Aim of the task:
Look through the material below for "name". Copy every line that contains it.

================================

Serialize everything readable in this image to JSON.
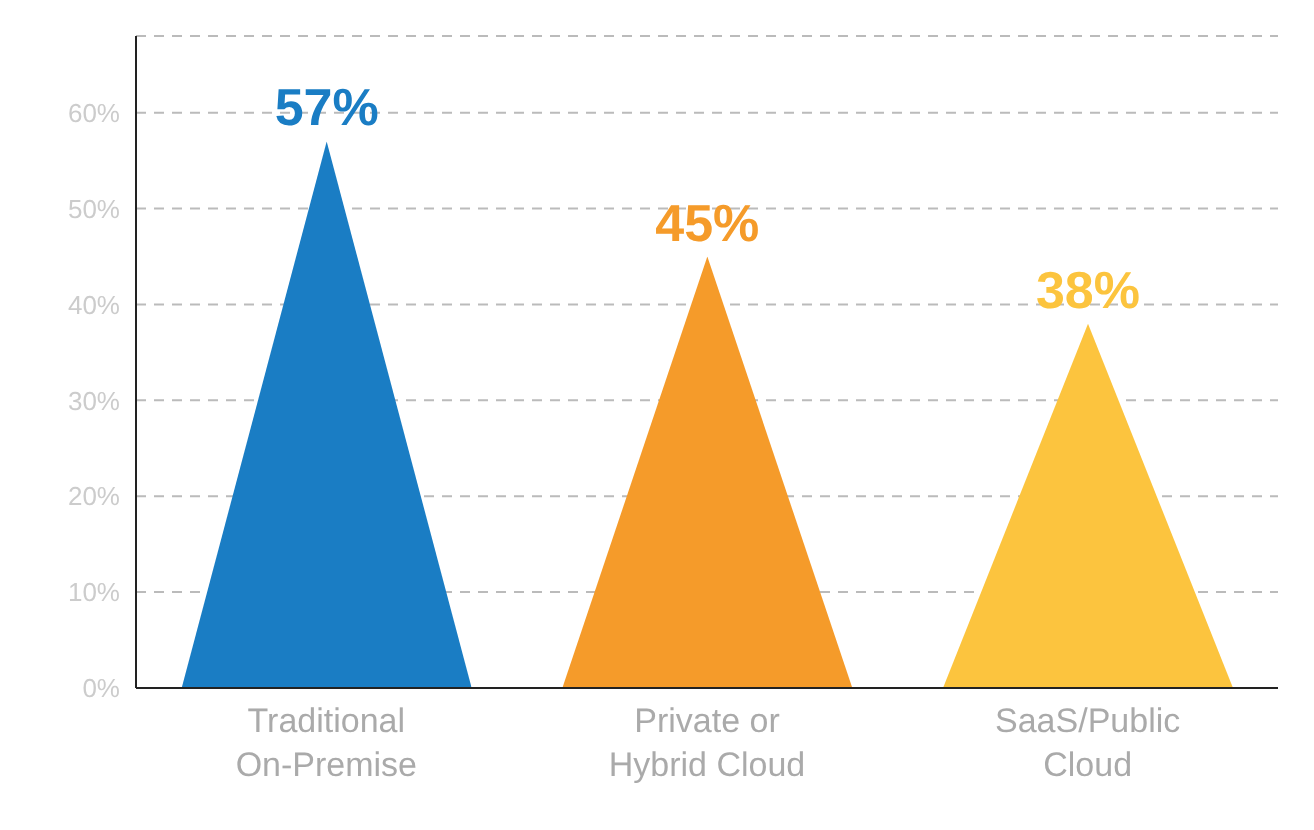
{
  "chart_data": {
    "type": "bar",
    "categories": [
      "Traditional On-Premise",
      "Private or Hybrid Cloud",
      "SaaS/Public Cloud"
    ],
    "values": [
      57,
      45,
      38
    ],
    "colors": [
      "#1a7dc4",
      "#f59b2a",
      "#fcc43e"
    ],
    "value_labels": [
      "57%",
      "45%",
      "38%"
    ],
    "ylim": [
      0,
      68
    ],
    "yticks": [
      {
        "value": 0,
        "label": "0%"
      },
      {
        "value": 10,
        "label": "10%"
      },
      {
        "value": 20,
        "label": "20%"
      },
      {
        "value": 30,
        "label": "30%"
      },
      {
        "value": 40,
        "label": "40%"
      },
      {
        "value": 50,
        "label": "50%"
      },
      {
        "value": 60,
        "label": "60%"
      }
    ],
    "grid": "y"
  }
}
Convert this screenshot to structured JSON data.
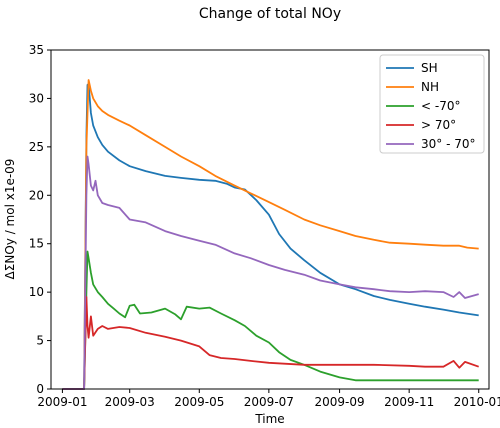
{
  "chart_data": {
    "type": "line",
    "title": "Change of total NOy",
    "xlabel": "Time",
    "ylabel": "ΔΣNOy / mol x1e-09",
    "xlim": [
      "2008-12-22",
      "2010-01-10"
    ],
    "ylim": [
      0,
      35
    ],
    "yticks": [
      0,
      5,
      10,
      15,
      20,
      25,
      30,
      35
    ],
    "xticks": [
      "2009-01",
      "2009-03",
      "2009-05",
      "2009-07",
      "2009-09",
      "2009-11",
      "2010-01"
    ],
    "x_tick_dates": [
      "2009-01-01",
      "2009-03-01",
      "2009-05-01",
      "2009-07-01",
      "2009-09-01",
      "2009-11-01",
      "2010-01-01"
    ],
    "grid": false,
    "legend_position": "top-right",
    "series": [
      {
        "name": "SH",
        "color": "#1f77b4",
        "points": [
          [
            "2009-01-01",
            0
          ],
          [
            "2009-01-20",
            0
          ],
          [
            "2009-01-22",
            26
          ],
          [
            "2009-01-23",
            31.4
          ],
          [
            "2009-01-24",
            31.5
          ],
          [
            "2009-01-26",
            28.5
          ],
          [
            "2009-01-28",
            27.2
          ],
          [
            "2009-02-01",
            26.0
          ],
          [
            "2009-02-05",
            25.2
          ],
          [
            "2009-02-10",
            24.5
          ],
          [
            "2009-02-20",
            23.6
          ],
          [
            "2009-03-01",
            23.0
          ],
          [
            "2009-03-15",
            22.5
          ],
          [
            "2009-04-01",
            22.0
          ],
          [
            "2009-04-15",
            21.8
          ],
          [
            "2009-05-01",
            21.6
          ],
          [
            "2009-05-15",
            21.5
          ],
          [
            "2009-05-25",
            21.2
          ],
          [
            "2009-06-01",
            20.8
          ],
          [
            "2009-06-10",
            20.6
          ],
          [
            "2009-06-20",
            19.5
          ],
          [
            "2009-07-01",
            18.0
          ],
          [
            "2009-07-10",
            16.0
          ],
          [
            "2009-07-20",
            14.5
          ],
          [
            "2009-08-01",
            13.3
          ],
          [
            "2009-08-15",
            12.0
          ],
          [
            "2009-09-01",
            10.8
          ],
          [
            "2009-09-15",
            10.3
          ],
          [
            "2009-10-01",
            9.6
          ],
          [
            "2009-10-15",
            9.2
          ],
          [
            "2009-11-01",
            8.8
          ],
          [
            "2009-11-15",
            8.5
          ],
          [
            "2009-12-01",
            8.2
          ],
          [
            "2009-12-15",
            7.9
          ],
          [
            "2010-01-01",
            7.6
          ]
        ]
      },
      {
        "name": "NH",
        "color": "#ff7f0e",
        "points": [
          [
            "2009-01-01",
            0
          ],
          [
            "2009-01-20",
            0
          ],
          [
            "2009-01-22",
            25
          ],
          [
            "2009-01-24",
            31.9
          ],
          [
            "2009-01-26",
            30.8
          ],
          [
            "2009-01-28",
            30.0
          ],
          [
            "2009-02-01",
            29.2
          ],
          [
            "2009-02-05",
            28.7
          ],
          [
            "2009-02-10",
            28.3
          ],
          [
            "2009-02-20",
            27.7
          ],
          [
            "2009-03-01",
            27.2
          ],
          [
            "2009-03-15",
            26.2
          ],
          [
            "2009-04-01",
            25.0
          ],
          [
            "2009-04-15",
            24.0
          ],
          [
            "2009-05-01",
            23.0
          ],
          [
            "2009-05-15",
            22.0
          ],
          [
            "2009-06-01",
            21.0
          ],
          [
            "2009-06-15",
            20.2
          ],
          [
            "2009-07-01",
            19.3
          ],
          [
            "2009-07-15",
            18.5
          ],
          [
            "2009-08-01",
            17.5
          ],
          [
            "2009-08-15",
            16.9
          ],
          [
            "2009-09-01",
            16.3
          ],
          [
            "2009-09-15",
            15.8
          ],
          [
            "2009-10-01",
            15.4
          ],
          [
            "2009-10-15",
            15.1
          ],
          [
            "2009-11-01",
            15.0
          ],
          [
            "2009-11-15",
            14.9
          ],
          [
            "2009-12-01",
            14.8
          ],
          [
            "2009-12-15",
            14.8
          ],
          [
            "2009-12-22",
            14.6
          ],
          [
            "2010-01-01",
            14.5
          ]
        ]
      },
      {
        "name": "< -70°",
        "color": "#2ca02c",
        "points": [
          [
            "2009-01-01",
            0
          ],
          [
            "2009-01-20",
            0
          ],
          [
            "2009-01-22",
            10
          ],
          [
            "2009-01-23",
            14.2
          ],
          [
            "2009-01-24",
            13.5
          ],
          [
            "2009-01-26",
            12.0
          ],
          [
            "2009-01-28",
            10.8
          ],
          [
            "2009-02-01",
            10.0
          ],
          [
            "2009-02-05",
            9.5
          ],
          [
            "2009-02-10",
            8.8
          ],
          [
            "2009-02-15",
            8.3
          ],
          [
            "2009-02-20",
            7.8
          ],
          [
            "2009-02-25",
            7.4
          ],
          [
            "2009-03-01",
            8.6
          ],
          [
            "2009-03-05",
            8.7
          ],
          [
            "2009-03-10",
            7.8
          ],
          [
            "2009-03-20",
            7.9
          ],
          [
            "2009-04-01",
            8.3
          ],
          [
            "2009-04-10",
            7.7
          ],
          [
            "2009-04-15",
            7.2
          ],
          [
            "2009-04-20",
            8.5
          ],
          [
            "2009-05-01",
            8.3
          ],
          [
            "2009-05-10",
            8.4
          ],
          [
            "2009-05-20",
            7.8
          ],
          [
            "2009-06-01",
            7.1
          ],
          [
            "2009-06-10",
            6.5
          ],
          [
            "2009-06-20",
            5.5
          ],
          [
            "2009-07-01",
            4.8
          ],
          [
            "2009-07-10",
            3.8
          ],
          [
            "2009-07-20",
            3.0
          ],
          [
            "2009-08-01",
            2.5
          ],
          [
            "2009-08-15",
            1.8
          ],
          [
            "2009-09-01",
            1.2
          ],
          [
            "2009-09-15",
            0.9
          ],
          [
            "2009-10-01",
            0.9
          ],
          [
            "2009-11-01",
            0.9
          ],
          [
            "2009-12-01",
            0.9
          ],
          [
            "2010-01-01",
            0.9
          ]
        ]
      },
      {
        "name": "> 70°",
        "color": "#d62728",
        "points": [
          [
            "2009-01-01",
            0
          ],
          [
            "2009-01-20",
            0
          ],
          [
            "2009-01-22",
            9.5
          ],
          [
            "2009-01-23",
            6.5
          ],
          [
            "2009-01-24",
            5.3
          ],
          [
            "2009-01-26",
            7.5
          ],
          [
            "2009-01-28",
            5.5
          ],
          [
            "2009-02-01",
            6.2
          ],
          [
            "2009-02-05",
            6.5
          ],
          [
            "2009-02-10",
            6.2
          ],
          [
            "2009-02-20",
            6.4
          ],
          [
            "2009-03-01",
            6.3
          ],
          [
            "2009-03-15",
            5.8
          ],
          [
            "2009-04-01",
            5.4
          ],
          [
            "2009-04-15",
            5.0
          ],
          [
            "2009-05-01",
            4.4
          ],
          [
            "2009-05-10",
            3.5
          ],
          [
            "2009-05-20",
            3.2
          ],
          [
            "2009-06-01",
            3.1
          ],
          [
            "2009-06-15",
            2.9
          ],
          [
            "2009-07-01",
            2.7
          ],
          [
            "2009-08-01",
            2.5
          ],
          [
            "2009-09-01",
            2.5
          ],
          [
            "2009-10-01",
            2.5
          ],
          [
            "2009-11-01",
            2.4
          ],
          [
            "2009-11-15",
            2.3
          ],
          [
            "2009-12-01",
            2.3
          ],
          [
            "2009-12-10",
            2.9
          ],
          [
            "2009-12-15",
            2.2
          ],
          [
            "2009-12-20",
            2.8
          ],
          [
            "2010-01-01",
            2.3
          ]
        ]
      },
      {
        "name": "30° - 70°",
        "color": "#9467bd",
        "points": [
          [
            "2009-01-01",
            0
          ],
          [
            "2009-01-20",
            0
          ],
          [
            "2009-01-22",
            20
          ],
          [
            "2009-01-23",
            24.0
          ],
          [
            "2009-01-24",
            23.2
          ],
          [
            "2009-01-26",
            21.0
          ],
          [
            "2009-01-28",
            20.5
          ],
          [
            "2009-01-30",
            21.5
          ],
          [
            "2009-02-01",
            20.0
          ],
          [
            "2009-02-05",
            19.2
          ],
          [
            "2009-02-10",
            19.0
          ],
          [
            "2009-02-20",
            18.7
          ],
          [
            "2009-03-01",
            17.5
          ],
          [
            "2009-03-15",
            17.2
          ],
          [
            "2009-04-01",
            16.3
          ],
          [
            "2009-04-15",
            15.8
          ],
          [
            "2009-05-01",
            15.3
          ],
          [
            "2009-05-15",
            14.9
          ],
          [
            "2009-06-01",
            14.0
          ],
          [
            "2009-06-15",
            13.5
          ],
          [
            "2009-07-01",
            12.8
          ],
          [
            "2009-07-15",
            12.3
          ],
          [
            "2009-08-01",
            11.8
          ],
          [
            "2009-08-15",
            11.2
          ],
          [
            "2009-09-01",
            10.8
          ],
          [
            "2009-09-15",
            10.5
          ],
          [
            "2009-10-01",
            10.3
          ],
          [
            "2009-10-15",
            10.1
          ],
          [
            "2009-11-01",
            10.0
          ],
          [
            "2009-11-15",
            10.1
          ],
          [
            "2009-12-01",
            10.0
          ],
          [
            "2009-12-10",
            9.5
          ],
          [
            "2009-12-15",
            10.0
          ],
          [
            "2009-12-20",
            9.4
          ],
          [
            "2010-01-01",
            9.8
          ]
        ]
      }
    ]
  }
}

================================

Result:
        "name": "SH",
        "name": "NH",
        "name": "< -70°",
        "name": "> 70°",
        "name": "30° - 70°",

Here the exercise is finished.